Figure contents as structured data
□ □ □ □

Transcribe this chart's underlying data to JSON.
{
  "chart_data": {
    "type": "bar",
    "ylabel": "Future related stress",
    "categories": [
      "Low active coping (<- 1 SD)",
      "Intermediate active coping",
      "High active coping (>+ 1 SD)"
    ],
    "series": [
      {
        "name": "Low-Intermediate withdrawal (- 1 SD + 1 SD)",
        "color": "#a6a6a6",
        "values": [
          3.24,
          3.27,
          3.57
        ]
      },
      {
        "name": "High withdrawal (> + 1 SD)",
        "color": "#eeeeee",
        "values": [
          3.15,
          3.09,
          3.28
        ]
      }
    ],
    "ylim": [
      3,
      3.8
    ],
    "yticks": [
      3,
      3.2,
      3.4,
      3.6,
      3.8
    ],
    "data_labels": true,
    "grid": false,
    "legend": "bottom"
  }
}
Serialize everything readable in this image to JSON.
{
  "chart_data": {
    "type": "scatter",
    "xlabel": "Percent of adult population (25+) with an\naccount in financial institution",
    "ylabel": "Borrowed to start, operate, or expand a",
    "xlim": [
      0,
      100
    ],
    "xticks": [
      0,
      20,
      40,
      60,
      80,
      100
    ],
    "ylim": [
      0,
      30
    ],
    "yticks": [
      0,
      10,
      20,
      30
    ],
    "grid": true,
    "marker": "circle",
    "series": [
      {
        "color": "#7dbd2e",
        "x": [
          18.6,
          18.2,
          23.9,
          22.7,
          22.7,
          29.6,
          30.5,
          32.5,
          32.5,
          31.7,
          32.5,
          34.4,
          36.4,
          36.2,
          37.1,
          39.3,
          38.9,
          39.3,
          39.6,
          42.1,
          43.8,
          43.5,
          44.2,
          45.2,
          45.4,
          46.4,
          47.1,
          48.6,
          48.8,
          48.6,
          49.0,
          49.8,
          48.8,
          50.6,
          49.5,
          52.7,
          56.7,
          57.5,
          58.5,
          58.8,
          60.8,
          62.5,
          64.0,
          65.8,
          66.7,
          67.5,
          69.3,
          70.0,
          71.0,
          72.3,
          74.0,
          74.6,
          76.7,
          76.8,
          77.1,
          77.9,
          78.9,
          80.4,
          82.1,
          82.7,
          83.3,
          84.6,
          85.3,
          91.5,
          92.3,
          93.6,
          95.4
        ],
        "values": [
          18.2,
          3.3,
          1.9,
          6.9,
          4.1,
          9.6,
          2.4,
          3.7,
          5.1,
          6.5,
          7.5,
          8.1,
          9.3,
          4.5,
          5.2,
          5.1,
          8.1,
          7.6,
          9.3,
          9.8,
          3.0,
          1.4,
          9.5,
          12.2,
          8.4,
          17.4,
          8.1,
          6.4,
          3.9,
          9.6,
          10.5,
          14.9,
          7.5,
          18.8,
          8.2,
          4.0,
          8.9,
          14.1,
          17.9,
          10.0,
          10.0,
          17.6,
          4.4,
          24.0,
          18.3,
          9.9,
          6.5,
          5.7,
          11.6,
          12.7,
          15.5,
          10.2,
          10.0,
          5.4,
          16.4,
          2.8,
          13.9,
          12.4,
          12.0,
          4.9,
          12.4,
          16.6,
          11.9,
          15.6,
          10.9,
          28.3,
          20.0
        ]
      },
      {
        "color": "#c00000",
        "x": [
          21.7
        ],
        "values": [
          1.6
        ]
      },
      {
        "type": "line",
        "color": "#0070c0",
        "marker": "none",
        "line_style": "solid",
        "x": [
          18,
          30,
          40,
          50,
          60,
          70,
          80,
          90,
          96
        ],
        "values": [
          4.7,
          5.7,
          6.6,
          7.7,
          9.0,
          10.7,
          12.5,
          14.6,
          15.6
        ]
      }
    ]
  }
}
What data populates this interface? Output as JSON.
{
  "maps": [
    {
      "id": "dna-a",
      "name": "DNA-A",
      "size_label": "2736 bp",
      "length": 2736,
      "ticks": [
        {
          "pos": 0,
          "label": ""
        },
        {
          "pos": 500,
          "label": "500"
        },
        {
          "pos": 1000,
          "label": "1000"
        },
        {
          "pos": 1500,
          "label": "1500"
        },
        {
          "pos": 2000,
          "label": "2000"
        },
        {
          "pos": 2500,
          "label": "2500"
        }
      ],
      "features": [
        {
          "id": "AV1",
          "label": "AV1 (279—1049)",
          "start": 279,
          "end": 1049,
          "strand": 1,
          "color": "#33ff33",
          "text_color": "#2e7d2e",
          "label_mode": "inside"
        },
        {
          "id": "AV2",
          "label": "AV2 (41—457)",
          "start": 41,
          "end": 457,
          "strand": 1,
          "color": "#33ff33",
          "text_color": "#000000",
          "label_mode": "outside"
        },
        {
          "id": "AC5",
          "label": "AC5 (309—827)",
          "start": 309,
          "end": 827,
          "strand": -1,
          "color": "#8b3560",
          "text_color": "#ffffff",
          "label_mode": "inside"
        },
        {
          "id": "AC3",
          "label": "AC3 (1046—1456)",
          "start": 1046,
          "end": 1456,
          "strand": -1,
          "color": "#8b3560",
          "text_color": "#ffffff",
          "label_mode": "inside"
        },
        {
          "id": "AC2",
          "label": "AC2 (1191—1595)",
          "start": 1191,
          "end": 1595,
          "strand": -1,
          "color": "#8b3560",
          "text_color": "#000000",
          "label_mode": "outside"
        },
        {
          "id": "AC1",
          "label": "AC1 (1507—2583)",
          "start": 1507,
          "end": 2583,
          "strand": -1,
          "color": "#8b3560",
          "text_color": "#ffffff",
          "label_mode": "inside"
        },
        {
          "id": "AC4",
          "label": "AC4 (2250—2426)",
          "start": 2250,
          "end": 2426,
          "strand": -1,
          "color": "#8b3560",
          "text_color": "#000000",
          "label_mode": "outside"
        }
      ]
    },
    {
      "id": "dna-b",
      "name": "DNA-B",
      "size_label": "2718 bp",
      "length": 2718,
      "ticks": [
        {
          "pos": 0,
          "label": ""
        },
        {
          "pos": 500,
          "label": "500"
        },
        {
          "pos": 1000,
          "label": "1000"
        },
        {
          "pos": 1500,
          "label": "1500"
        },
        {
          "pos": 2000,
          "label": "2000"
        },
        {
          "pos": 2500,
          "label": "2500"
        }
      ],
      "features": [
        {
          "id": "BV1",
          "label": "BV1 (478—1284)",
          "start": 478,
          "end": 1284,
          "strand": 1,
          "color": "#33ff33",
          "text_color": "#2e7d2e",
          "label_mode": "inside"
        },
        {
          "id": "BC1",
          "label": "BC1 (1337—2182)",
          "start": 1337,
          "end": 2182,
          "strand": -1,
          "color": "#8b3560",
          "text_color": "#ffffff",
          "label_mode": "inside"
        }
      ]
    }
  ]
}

□ □ □ □

Using the listing above, pull out all lines that hold the word "this".

Transcribe this chart's underlying data to JSON.
Serialize everything readable in this image to JSON.
What data populates this interface? Output as JSON.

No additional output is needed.